* _Instructions to follow_
Repeat every record exactly, but keep images out of the copy.

★ ★ ★ ★ ★

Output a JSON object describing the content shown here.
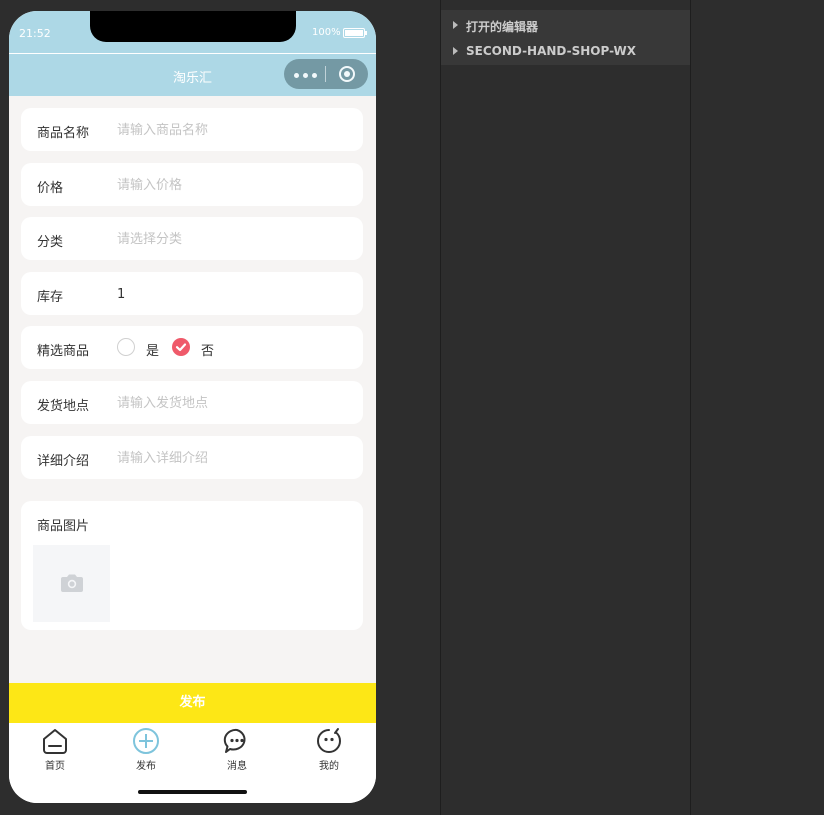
{
  "status_bar": {
    "time": "21:52",
    "battery": "100%"
  },
  "nav": {
    "title": "淘乐汇"
  },
  "form": {
    "name": {
      "label": "商品名称",
      "placeholder": "请输入商品名称"
    },
    "price": {
      "label": "价格",
      "placeholder": "请输入价格"
    },
    "category": {
      "label": "分类",
      "placeholder": "请选择分类"
    },
    "stock": {
      "label": "库存",
      "value": "1"
    },
    "featured": {
      "label": "精选商品",
      "yes": "是",
      "no": "否",
      "selected": "否"
    },
    "location": {
      "label": "发货地点",
      "placeholder": "请输入发货地点"
    },
    "detail": {
      "label": "详细介绍",
      "placeholder": "请输入详细介绍"
    },
    "images": {
      "label": "商品图片",
      "upload_icon": "camera-icon"
    }
  },
  "publish_button": {
    "label": "发布",
    "color": "#fde716"
  },
  "tabbar": {
    "items": [
      {
        "label": "首页",
        "icon": "home-icon"
      },
      {
        "label": "发布",
        "icon": "plus-circle-icon",
        "active": true
      },
      {
        "label": "消息",
        "icon": "message-icon"
      },
      {
        "label": "我的",
        "icon": "profile-icon"
      }
    ]
  },
  "explorer": {
    "sections": [
      {
        "label": "打开的编辑器"
      },
      {
        "label": "SECOND-HAND-SHOP-WX"
      }
    ]
  },
  "colors": {
    "header": "#add8e6",
    "checked": "#ef5a6a",
    "background": "#f6f4f3"
  }
}
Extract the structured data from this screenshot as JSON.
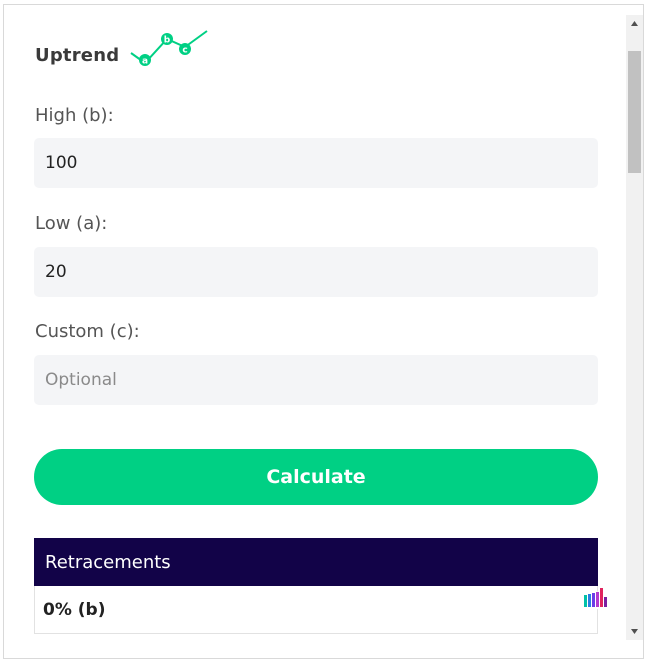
{
  "trend": {
    "label": "Uptrend",
    "icon": "abc-uptrend-icon",
    "points": [
      "a",
      "b",
      "c"
    ]
  },
  "fields": {
    "high": {
      "label": "High (b):",
      "value": "100"
    },
    "low": {
      "label": "Low (a):",
      "value": "20"
    },
    "custom": {
      "label": "Custom (c):",
      "placeholder": "Optional",
      "value": ""
    }
  },
  "calculate_label": "Calculate",
  "table": {
    "header": "Retracements",
    "rows": [
      {
        "label": "0% (b)"
      }
    ]
  },
  "colors": {
    "accent": "#00d084",
    "table_header": "#120348",
    "input_bg": "#f4f5f7"
  }
}
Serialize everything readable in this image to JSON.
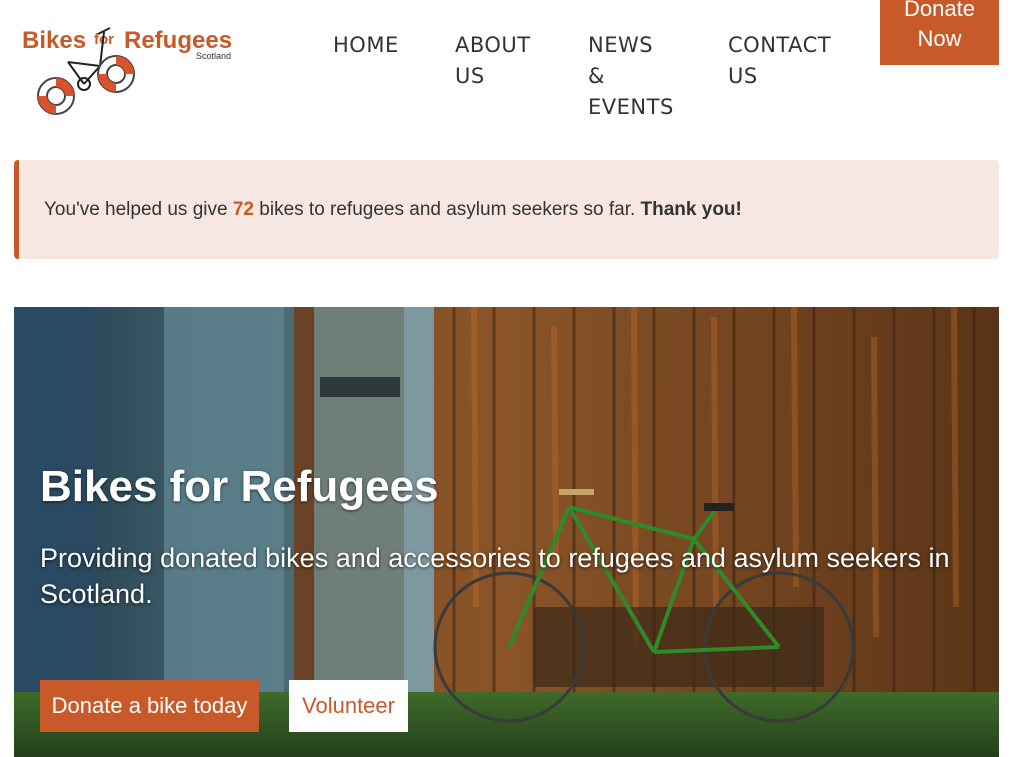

★ ★ ★ ★ ★

* _Exercise answer_
Output a JSON object describing the content shown here.
{
  "status_bar": {
    "time": "21:52",
    "battery": "100%"
  },
  "nav": {
    "title": "淘乐汇"
  },
  "form": {
    "name": {
      "label": "商品名称",
      "placeholder": "请输入商品名称"
    },
    "price": {
      "label": "价格",
      "placeholder": "请输入价格"
    },
    "category": {
      "label": "分类",
      "placeholder": "请选择分类"
    },
    "stock": {
      "label": "库存",
      "value": "1"
    },
    "featured": {
      "label": "精选商品",
      "yes": "是",
      "no": "否",
      "selected": "否"
    },
    "location": {
      "label": "发货地点",
      "placeholder": "请输入发货地点"
    },
    "detail": {
      "label": "详细介绍",
      "placeholder": "请输入详细介绍"
    },
    "images": {
      "label": "商品图片",
      "upload_icon": "camera-icon"
    }
  },
  "publish_button": {
    "label": "发布",
    "color": "#fde716"
  },
  "tabbar": {
    "items": [
      {
        "label": "首页",
        "icon": "home-icon"
      },
      {
        "label": "发布",
        "icon": "plus-circle-icon",
        "active": true
      },
      {
        "label": "消息",
        "icon": "message-icon"
      },
      {
        "label": "我的",
        "icon": "profile-icon"
      }
    ]
  },
  "explorer": {
    "sections": [
      {
        "label": "打开的编辑器"
      },
      {
        "label": "SECOND-HAND-SHOP-WX"
      }
    ]
  },
  "colors": {
    "header": "#add8e6",
    "checked": "#ef5a6a",
    "background": "#f6f4f3"
  }
}
Extract the structured data from this screenshot as JSON.
{
  "trend": {
    "label": "Uptrend",
    "icon": "abc-uptrend-icon",
    "points": [
      "a",
      "b",
      "c"
    ]
  },
  "fields": {
    "high": {
      "label": "High (b):",
      "value": "100"
    },
    "low": {
      "label": "Low (a):",
      "value": "20"
    },
    "custom": {
      "label": "Custom (c):",
      "placeholder": "Optional",
      "value": ""
    }
  },
  "calculate_label": "Calculate",
  "table": {
    "header": "Retracements",
    "rows": [
      {
        "label": "0% (b)"
      }
    ]
  },
  "colors": {
    "accent": "#00d084",
    "table_header": "#120348",
    "input_bg": "#f4f5f7"
  }
}
Serialize everything readable in this image to JSON.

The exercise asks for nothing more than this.